■ Prompt
Locate the line with "Extract all readable text from this page." in the material. Copy that line and each one after it, through the last, exactly and with nothing else.

■ Raw records
--------

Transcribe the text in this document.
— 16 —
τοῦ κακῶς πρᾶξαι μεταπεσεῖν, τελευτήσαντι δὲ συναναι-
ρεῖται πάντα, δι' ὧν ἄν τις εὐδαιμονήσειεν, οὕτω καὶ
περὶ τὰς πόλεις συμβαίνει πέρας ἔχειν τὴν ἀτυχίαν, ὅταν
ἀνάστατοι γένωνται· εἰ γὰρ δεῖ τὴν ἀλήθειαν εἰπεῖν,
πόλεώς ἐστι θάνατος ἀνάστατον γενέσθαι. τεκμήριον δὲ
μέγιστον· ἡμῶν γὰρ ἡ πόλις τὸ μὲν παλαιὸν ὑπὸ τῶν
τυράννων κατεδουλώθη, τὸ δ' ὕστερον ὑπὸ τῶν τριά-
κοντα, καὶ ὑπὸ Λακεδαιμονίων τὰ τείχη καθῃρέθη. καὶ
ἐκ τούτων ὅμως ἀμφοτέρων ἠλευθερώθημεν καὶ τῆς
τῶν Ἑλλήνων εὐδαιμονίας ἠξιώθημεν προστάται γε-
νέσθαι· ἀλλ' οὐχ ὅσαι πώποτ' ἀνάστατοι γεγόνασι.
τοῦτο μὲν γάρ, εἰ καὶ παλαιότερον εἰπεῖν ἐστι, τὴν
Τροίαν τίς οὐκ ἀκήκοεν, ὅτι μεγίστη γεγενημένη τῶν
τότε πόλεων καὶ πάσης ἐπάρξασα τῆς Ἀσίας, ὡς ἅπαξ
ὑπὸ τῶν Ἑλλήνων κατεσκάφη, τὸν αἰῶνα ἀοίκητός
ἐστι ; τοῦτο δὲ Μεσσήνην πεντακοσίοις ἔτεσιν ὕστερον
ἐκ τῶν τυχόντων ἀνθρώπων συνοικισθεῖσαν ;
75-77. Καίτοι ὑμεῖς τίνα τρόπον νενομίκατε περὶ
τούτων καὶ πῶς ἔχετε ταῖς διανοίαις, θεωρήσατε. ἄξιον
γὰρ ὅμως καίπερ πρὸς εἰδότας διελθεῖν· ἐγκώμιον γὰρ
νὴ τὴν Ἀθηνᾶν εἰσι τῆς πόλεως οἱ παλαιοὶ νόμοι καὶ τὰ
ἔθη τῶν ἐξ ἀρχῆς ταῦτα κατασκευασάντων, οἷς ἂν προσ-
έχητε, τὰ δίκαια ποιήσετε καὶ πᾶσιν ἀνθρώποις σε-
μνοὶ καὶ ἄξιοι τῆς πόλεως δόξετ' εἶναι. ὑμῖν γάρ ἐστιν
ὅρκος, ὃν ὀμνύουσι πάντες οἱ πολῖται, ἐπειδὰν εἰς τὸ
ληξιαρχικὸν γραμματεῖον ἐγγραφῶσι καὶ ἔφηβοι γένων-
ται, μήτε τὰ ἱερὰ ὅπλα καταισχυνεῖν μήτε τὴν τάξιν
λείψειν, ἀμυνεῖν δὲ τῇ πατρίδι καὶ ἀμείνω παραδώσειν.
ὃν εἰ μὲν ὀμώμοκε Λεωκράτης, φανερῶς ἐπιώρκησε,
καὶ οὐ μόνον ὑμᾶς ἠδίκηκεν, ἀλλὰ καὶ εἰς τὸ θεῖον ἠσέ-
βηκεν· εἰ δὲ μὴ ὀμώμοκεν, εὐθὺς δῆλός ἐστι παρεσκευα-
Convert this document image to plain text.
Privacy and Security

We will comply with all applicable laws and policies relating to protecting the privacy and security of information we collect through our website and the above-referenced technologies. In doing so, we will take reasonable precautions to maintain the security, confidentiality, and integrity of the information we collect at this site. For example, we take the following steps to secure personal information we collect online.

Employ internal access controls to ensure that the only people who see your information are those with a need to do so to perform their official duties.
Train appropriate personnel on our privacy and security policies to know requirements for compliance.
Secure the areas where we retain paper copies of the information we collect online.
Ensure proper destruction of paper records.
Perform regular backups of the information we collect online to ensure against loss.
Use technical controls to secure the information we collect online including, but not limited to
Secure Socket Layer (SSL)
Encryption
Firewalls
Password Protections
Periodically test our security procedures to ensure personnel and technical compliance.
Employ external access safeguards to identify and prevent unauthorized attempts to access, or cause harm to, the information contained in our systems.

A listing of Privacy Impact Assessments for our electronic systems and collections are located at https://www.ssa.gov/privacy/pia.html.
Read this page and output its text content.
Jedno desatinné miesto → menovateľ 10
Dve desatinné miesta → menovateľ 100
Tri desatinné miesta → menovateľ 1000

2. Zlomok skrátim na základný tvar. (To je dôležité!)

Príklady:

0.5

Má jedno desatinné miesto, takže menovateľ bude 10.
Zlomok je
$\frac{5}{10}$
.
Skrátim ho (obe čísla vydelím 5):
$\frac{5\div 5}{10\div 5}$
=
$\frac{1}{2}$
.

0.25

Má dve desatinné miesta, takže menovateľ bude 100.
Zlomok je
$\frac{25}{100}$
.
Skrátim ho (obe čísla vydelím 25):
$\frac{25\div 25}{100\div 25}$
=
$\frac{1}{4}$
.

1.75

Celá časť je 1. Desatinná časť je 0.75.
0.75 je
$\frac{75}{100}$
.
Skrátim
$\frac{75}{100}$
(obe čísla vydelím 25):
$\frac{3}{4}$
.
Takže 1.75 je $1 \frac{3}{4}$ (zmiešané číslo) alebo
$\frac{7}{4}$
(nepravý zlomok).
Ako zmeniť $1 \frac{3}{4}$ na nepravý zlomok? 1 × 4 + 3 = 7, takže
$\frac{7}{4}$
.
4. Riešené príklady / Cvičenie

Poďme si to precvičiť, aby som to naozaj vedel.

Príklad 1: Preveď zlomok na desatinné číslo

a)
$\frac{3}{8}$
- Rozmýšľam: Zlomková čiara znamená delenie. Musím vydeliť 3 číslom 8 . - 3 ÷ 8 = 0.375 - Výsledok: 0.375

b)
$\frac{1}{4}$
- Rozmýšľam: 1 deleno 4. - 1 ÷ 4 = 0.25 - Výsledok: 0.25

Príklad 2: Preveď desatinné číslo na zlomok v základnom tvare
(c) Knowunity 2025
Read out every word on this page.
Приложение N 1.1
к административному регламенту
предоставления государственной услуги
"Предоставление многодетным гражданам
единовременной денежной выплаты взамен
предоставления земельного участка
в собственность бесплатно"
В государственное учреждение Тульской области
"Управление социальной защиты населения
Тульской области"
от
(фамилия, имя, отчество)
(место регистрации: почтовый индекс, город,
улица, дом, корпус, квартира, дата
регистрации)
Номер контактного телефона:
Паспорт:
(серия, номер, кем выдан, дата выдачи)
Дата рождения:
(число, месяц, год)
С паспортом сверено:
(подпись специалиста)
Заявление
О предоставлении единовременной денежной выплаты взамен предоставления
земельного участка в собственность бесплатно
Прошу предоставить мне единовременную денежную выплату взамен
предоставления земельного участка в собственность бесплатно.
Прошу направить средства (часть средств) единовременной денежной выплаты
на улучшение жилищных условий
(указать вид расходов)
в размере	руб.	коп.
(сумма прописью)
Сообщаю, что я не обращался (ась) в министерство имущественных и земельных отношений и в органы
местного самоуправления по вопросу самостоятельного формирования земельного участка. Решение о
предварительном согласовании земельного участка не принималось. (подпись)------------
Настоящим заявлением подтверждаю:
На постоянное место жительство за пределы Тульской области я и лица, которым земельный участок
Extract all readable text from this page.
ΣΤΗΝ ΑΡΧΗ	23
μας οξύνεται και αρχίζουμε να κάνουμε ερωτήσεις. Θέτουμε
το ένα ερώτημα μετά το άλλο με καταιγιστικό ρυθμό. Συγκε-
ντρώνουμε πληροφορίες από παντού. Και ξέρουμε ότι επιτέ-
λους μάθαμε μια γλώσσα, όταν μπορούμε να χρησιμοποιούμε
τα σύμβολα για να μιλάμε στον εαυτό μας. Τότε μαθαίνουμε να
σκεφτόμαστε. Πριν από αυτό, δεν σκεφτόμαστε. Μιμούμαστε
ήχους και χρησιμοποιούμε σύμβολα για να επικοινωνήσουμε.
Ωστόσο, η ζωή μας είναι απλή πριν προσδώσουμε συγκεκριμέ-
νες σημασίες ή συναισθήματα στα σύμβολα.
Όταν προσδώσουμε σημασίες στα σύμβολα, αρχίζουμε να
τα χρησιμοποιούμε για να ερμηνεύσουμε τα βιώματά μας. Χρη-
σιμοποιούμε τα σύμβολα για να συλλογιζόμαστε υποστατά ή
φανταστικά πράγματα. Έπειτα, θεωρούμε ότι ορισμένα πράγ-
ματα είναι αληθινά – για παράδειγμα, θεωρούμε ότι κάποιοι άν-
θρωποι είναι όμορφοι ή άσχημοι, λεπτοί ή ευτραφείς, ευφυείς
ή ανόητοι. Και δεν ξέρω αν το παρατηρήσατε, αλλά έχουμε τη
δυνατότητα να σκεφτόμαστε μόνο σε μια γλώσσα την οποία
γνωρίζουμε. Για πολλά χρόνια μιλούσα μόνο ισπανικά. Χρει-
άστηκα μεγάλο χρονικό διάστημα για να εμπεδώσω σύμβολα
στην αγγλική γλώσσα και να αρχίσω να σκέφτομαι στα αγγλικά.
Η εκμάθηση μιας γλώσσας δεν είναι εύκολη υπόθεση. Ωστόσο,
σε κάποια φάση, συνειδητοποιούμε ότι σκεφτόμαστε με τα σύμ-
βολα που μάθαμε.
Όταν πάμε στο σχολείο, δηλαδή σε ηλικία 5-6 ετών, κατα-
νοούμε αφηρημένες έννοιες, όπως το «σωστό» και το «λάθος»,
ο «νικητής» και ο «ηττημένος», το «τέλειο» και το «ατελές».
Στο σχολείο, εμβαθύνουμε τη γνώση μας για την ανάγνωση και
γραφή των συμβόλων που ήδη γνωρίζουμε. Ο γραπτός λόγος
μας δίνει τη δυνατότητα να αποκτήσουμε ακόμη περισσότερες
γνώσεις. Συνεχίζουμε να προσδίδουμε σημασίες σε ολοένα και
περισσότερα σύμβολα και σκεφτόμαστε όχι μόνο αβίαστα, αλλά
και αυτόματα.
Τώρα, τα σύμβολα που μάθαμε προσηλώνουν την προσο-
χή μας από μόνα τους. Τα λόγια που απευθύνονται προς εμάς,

--------

■ Answer to this task
Extract all readable text from this page.
ΣΤΗΝ ΑΡΧΗ	23
μας οξύνεται και αρχίζουμε να κάνουμε ερωτήσεις. Θέτουμε
το ένα ερώτημα μετά το άλλο με καταιγιστικό ρυθμό. Συγκε-
ντρώνουμε πληροφορίες από παντού. Και ξέρουμε ότι επιτέ-
λους μάθαμε μια γλώσσα, όταν μπορούμε να χρησιμοποιούμε
τα σύμβολα για να μιλάμε στον εαυτό μας. Τότε μαθαίνουμε να
σκεφτόμαστε. Πριν από αυτό, δεν σκεφτόμαστε. Μιμούμαστε
ήχους και χρησιμοποιούμε σύμβολα για να επικοινωνήσουμε.
Ωστόσο, η ζωή μας είναι απλή πριν προσδώσουμε συγκεκριμέ-
νες σημασίες ή συναισθήματα στα σύμβολα.
Όταν προσδώσουμε σημασίες στα σύμβολα, αρχίζουμε να
τα χρησιμοποιούμε για να ερμηνεύσουμε τα βιώματά μας. Χρη-
σιμοποιούμε τα σύμβολα για να συλλογιζόμαστε υποστατά ή
φανταστικά πράγματα. Έπειτα, θεωρούμε ότι ορισμένα πράγ-
ματα είναι αληθινά – για παράδειγμα, θεωρούμε ότι κάποιοι άν-
θρωποι είναι όμορφοι ή άσχημοι, λεπτοί ή ευτραφείς, ευφυείς
ή ανόητοι. Και δεν ξέρω αν το παρατηρήσατε, αλλά έχουμε τη
δυνατότητα να σκεφτόμαστε μόνο σε μια γλώσσα την οποία
γνωρίζουμε. Για πολλά χρόνια μιλούσα μόνο ισπανικά. Χρει-
άστηκα μεγάλο χρονικό διάστημα για να εμπεδώσω σύμβολα
στην αγγλική γλώσσα και να αρχίσω να σκέφτομαι στα αγγλικά.
Η εκμάθηση μιας γλώσσας δεν είναι εύκολη υπόθεση. Ωστόσο,
σε κάποια φάση, συνειδητοποιούμε ότι σκεφτόμαστε με τα σύμ-
βολα που μάθαμε.
Όταν πάμε στο σχολείο, δηλαδή σε ηλικία 5-6 ετών, κατα-
νοούμε αφηρημένες έννοιες, όπως το «σωστό» και το «λάθος»,
ο «νικητής» και ο «ηττημένος», το «τέλειο» και το «ατελές».
Στο σχολείο, εμβαθύνουμε τη γνώση μας για την ανάγνωση και
γραφή των συμβόλων που ήδη γνωρίζουμε. Ο γραπτός λόγος
μας δίνει τη δυνατότητα να αποκτήσουμε ακόμη περισσότερες
γνώσεις. Συνεχίζουμε να προσδίδουμε σημασίες σε ολοένα και
περισσότερα σύμβολα και σκεφτόμαστε όχι μόνο αβίαστα, αλλά
και αυτόματα.
Τώρα, τα σύμβολα που μάθαμε προσηλώνουν την προσο-
χή μας από μόνα τους. Τα λόγια που απευθύνονται προς εμάς,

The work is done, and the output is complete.